WHAT IS BEING ASKED: Extract, from the listing that follows, each line containing the word "JSON".

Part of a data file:
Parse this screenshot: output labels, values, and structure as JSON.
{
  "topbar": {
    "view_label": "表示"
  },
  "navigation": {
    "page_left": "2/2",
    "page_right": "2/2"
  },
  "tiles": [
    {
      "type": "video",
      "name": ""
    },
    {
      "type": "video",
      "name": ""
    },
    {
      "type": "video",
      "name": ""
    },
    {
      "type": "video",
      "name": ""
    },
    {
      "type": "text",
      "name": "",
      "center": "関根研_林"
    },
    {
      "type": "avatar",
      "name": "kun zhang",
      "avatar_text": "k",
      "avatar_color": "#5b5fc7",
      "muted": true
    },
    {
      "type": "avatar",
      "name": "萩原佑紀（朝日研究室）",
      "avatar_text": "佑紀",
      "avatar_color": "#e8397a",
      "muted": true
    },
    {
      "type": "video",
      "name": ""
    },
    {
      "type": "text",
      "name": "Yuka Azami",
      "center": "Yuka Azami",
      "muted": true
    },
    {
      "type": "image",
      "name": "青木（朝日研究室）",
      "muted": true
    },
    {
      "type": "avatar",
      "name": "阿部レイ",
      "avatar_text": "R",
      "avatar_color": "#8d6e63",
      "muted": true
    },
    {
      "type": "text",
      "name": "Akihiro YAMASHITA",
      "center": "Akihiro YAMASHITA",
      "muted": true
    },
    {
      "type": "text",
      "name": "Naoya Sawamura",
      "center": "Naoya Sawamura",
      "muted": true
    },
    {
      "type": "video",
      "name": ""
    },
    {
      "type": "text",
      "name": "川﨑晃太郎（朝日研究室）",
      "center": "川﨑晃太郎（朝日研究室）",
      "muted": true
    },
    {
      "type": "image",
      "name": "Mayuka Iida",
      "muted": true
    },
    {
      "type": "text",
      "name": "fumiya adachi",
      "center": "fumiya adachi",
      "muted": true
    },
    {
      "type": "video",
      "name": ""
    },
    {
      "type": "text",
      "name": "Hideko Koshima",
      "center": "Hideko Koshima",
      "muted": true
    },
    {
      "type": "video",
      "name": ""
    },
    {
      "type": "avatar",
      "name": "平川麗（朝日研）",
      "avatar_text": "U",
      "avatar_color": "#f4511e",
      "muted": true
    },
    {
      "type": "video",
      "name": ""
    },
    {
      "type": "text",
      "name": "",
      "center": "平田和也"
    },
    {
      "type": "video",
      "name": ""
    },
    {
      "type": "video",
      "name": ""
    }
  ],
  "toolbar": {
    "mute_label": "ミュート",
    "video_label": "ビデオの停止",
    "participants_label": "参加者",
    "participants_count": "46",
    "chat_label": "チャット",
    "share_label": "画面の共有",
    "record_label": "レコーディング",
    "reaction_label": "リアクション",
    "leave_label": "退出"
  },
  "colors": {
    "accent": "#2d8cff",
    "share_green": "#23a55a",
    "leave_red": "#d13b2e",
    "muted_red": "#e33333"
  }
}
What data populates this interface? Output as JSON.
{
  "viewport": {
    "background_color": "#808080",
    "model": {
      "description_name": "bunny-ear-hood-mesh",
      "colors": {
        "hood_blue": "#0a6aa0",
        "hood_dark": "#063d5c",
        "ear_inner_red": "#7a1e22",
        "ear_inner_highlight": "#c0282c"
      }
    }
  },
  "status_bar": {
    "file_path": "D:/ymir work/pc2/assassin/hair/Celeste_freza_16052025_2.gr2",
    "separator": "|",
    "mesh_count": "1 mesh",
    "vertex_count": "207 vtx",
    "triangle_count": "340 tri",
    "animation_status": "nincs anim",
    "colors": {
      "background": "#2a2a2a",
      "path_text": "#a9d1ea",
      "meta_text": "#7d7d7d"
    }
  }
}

FINISHED EXERCISE:
Parse this screenshot: output labels, values, and structure as JSON.
What data populates this interface? Output as JSON.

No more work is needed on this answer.